[Figure contents as structured data]
##########

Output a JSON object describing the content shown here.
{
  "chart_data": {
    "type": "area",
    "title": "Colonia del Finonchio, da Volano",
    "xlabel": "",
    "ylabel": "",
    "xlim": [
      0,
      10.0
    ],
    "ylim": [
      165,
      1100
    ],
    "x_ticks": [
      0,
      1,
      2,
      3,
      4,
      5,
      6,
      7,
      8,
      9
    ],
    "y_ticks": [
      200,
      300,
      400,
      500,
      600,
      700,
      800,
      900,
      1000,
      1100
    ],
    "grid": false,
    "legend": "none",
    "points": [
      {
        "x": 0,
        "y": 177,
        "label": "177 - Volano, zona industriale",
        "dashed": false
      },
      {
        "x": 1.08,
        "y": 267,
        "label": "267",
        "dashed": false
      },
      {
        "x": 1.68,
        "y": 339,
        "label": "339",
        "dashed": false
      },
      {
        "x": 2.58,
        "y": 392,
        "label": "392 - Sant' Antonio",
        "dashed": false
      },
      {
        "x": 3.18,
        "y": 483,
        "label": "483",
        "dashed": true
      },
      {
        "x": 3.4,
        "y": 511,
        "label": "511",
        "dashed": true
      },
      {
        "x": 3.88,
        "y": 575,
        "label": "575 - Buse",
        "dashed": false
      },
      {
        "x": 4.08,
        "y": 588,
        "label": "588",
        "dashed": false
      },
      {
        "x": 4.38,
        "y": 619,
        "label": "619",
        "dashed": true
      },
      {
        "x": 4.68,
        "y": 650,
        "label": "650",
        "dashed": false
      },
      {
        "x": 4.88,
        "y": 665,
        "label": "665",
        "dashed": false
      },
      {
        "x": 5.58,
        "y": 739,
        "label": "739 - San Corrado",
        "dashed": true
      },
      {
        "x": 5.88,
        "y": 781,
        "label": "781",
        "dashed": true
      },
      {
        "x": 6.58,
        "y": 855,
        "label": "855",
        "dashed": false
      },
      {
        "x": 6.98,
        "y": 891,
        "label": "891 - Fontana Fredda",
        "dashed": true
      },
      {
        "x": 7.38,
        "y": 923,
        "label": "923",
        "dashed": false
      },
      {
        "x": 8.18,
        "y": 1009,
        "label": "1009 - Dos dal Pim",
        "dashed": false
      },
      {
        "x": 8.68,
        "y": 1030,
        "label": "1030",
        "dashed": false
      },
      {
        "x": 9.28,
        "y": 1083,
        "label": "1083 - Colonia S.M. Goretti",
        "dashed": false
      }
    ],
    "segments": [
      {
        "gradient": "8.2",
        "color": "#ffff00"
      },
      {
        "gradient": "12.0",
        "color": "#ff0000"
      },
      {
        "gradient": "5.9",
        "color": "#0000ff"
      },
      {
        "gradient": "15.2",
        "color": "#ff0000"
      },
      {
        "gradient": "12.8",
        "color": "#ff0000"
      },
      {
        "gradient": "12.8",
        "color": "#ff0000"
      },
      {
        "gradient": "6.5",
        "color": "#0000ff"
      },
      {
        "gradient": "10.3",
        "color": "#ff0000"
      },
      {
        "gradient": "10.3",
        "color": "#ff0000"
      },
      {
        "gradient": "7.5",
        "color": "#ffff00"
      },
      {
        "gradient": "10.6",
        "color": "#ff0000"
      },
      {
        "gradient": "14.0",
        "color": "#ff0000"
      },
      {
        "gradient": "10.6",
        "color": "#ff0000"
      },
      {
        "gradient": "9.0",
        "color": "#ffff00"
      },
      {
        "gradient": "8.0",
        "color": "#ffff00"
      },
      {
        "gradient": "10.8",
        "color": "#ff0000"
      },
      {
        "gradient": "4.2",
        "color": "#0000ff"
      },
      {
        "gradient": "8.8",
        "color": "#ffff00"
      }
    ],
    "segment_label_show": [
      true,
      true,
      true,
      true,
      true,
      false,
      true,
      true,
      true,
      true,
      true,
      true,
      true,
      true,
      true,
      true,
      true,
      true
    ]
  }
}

##########

*The exercise:* Set down the entries above again, word for word.

*Response:*
Output a JSON object describing the content shown here.
{
  "chart_data": {
    "type": "area",
    "title": "Colonia del Finonchio, da Volano",
    "xlabel": "",
    "ylabel": "",
    "xlim": [
      0,
      10.0
    ],
    "ylim": [
      165,
      1100
    ],
    "x_ticks": [
      0,
      1,
      2,
      3,
      4,
      5,
      6,
      7,
      8,
      9
    ],
    "y_ticks": [
      200,
      300,
      400,
      500,
      600,
      700,
      800,
      900,
      1000,
      1100
    ],
    "grid": false,
    "legend": "none",
    "points": [
      {
        "x": 0,
        "y": 177,
        "label": "177 - Volano, zona industriale",
        "dashed": false
      },
      {
        "x": 1.08,
        "y": 267,
        "label": "267",
        "dashed": false
      },
      {
        "x": 1.68,
        "y": 339,
        "label": "339",
        "dashed": false
      },
      {
        "x": 2.58,
        "y": 392,
        "label": "392 - Sant' Antonio",
        "dashed": false
      },
      {
        "x": 3.18,
        "y": 483,
        "label": "483",
        "dashed": true
      },
      {
        "x": 3.4,
        "y": 511,
        "label": "511",
        "dashed": true
      },
      {
        "x": 3.88,
        "y": 575,
        "label": "575 - Buse",
        "dashed": false
      },
      {
        "x": 4.08,
        "y": 588,
        "label": "588",
        "dashed": false
      },
      {
        "x": 4.38,
        "y": 619,
        "label": "619",
        "dashed": true
      },
      {
        "x": 4.68,
        "y": 650,
        "label": "650",
        "dashed": false
      },
      {
        "x": 4.88,
        "y": 665,
        "label": "665",
        "dashed": false
      },
      {
        "x": 5.58,
        "y": 739,
        "label": "739 - San Corrado",
        "dashed": true
      },
      {
        "x": 5.88,
        "y": 781,
        "label": "781",
        "dashed": true
      },
      {
        "x": 6.58,
        "y": 855,
        "label": "855",
        "dashed": false
      },
      {
        "x": 6.98,
        "y": 891,
        "label": "891 - Fontana Fredda",
        "dashed": true
      },
      {
        "x": 7.38,
        "y": 923,
        "label": "923",
        "dashed": false
      },
      {
        "x": 8.18,
        "y": 1009,
        "label": "1009 - Dos dal Pim",
        "dashed": false
      },
      {
        "x": 8.68,
        "y": 1030,
        "label": "1030",
        "dashed": false
      },
      {
        "x": 9.28,
        "y": 1083,
        "label": "1083 - Colonia S.M. Goretti",
        "dashed": false
      }
    ],
    "segments": [
      {
        "gradient": "8.2",
        "color": "#ffff00"
      },
      {
        "gradient": "12.0",
        "color": "#ff0000"
      },
      {
        "gradient": "5.9",
        "color": "#0000ff"
      },
      {
        "gradient": "15.2",
        "color": "#ff0000"
      },
      {
        "gradient": "12.8",
        "color": "#ff0000"
      },
      {
        "gradient": "12.8",
        "color": "#ff0000"
      },
      {
        "gradient": "6.5",
        "color": "#0000ff"
      },
      {
        "gradient": "10.3",
        "color": "#ff0000"
      },
      {
        "gradient": "10.3",
        "color": "#ff0000"
      },
      {
        "gradient": "7.5",
        "color": "#ffff00"
      },
      {
        "gradient": "10.6",
        "color": "#ff0000"
      },
      {
        "gradient": "14.0",
        "color": "#ff0000"
      },
      {
        "gradient": "10.6",
        "color": "#ff0000"
      },
      {
        "gradient": "9.0",
        "color": "#ffff00"
      },
      {
        "gradient": "8.0",
        "color": "#ffff00"
      },
      {
        "gradient": "10.8",
        "color": "#ff0000"
      },
      {
        "gradient": "4.2",
        "color": "#0000ff"
      },
      {
        "gradient": "8.8",
        "color": "#ffff00"
      }
    ],
    "segment_label_show": [
      true,
      true,
      true,
      true,
      true,
      false,
      true,
      true,
      true,
      true,
      true,
      true,
      true,
      true,
      true,
      true,
      true,
      true
    ]
  }
}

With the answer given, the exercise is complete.